_To do_: Look for the string "this" and copy every line that has it.
— BEGIN Entries supplied —
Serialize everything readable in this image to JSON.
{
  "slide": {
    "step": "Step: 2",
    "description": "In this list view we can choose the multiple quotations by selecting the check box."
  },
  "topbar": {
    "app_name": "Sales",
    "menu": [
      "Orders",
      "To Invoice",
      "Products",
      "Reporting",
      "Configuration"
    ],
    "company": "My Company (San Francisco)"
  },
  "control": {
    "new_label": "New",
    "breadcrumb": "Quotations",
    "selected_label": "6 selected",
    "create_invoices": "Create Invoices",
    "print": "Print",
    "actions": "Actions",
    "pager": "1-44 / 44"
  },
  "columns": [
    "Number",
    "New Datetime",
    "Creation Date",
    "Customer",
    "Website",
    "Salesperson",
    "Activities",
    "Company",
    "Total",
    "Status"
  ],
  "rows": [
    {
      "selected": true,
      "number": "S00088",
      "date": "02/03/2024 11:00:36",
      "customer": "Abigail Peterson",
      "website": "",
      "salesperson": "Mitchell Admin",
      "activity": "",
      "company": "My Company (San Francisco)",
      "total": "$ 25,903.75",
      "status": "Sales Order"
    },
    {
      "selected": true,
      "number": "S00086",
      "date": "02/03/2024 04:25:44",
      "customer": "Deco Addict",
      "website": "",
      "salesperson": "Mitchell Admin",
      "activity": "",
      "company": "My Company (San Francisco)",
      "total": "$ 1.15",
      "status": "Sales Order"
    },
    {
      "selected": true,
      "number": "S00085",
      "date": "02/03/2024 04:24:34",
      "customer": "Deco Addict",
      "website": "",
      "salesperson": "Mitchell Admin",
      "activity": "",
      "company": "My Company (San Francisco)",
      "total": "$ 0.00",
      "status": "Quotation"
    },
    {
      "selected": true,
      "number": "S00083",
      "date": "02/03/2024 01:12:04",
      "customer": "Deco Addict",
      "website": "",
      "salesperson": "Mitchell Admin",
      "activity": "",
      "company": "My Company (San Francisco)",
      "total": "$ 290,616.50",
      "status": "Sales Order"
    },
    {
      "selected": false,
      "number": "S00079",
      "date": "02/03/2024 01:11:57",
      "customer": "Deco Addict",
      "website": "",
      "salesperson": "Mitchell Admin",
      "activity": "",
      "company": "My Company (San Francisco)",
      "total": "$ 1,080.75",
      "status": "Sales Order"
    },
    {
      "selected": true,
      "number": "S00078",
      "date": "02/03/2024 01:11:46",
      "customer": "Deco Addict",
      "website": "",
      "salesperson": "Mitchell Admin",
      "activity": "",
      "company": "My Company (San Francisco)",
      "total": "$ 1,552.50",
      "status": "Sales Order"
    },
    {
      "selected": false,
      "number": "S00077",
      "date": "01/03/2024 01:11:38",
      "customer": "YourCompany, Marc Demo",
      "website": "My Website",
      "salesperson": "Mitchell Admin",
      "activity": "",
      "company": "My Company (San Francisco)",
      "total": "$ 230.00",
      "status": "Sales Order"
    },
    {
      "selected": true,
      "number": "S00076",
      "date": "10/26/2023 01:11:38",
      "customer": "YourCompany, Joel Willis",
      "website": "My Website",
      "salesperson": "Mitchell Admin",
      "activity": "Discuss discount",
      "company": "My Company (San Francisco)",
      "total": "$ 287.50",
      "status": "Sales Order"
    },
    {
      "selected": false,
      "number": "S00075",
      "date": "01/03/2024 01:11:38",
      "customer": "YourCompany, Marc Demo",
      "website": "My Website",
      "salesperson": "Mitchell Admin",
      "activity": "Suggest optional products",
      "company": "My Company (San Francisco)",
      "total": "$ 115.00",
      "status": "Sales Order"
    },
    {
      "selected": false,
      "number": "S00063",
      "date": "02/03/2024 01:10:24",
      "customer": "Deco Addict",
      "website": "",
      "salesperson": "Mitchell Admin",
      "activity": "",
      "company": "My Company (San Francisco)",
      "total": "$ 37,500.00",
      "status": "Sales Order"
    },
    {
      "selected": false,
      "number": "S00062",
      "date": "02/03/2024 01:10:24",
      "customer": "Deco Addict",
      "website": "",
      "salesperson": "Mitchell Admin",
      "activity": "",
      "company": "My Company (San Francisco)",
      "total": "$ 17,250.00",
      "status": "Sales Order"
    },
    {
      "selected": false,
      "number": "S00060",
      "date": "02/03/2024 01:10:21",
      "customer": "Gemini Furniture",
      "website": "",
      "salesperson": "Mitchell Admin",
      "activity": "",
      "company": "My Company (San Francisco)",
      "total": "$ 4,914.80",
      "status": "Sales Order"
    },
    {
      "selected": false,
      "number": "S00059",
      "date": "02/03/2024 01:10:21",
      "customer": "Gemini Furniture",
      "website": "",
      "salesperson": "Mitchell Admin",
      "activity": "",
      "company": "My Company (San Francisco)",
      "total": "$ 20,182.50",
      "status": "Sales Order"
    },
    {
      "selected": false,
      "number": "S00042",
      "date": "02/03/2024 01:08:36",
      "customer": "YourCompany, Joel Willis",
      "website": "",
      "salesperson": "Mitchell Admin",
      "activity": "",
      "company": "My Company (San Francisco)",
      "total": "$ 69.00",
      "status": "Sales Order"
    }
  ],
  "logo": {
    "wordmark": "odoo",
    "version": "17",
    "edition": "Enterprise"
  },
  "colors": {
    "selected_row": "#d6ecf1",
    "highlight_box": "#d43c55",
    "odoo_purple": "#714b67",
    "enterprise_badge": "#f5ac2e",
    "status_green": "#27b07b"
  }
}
— END Entries supplied —
_Exercise output_:
Serialize everything readable in this image to JSON.
    "description": "In this list view we can choose the multiple quotations by selecting the check box."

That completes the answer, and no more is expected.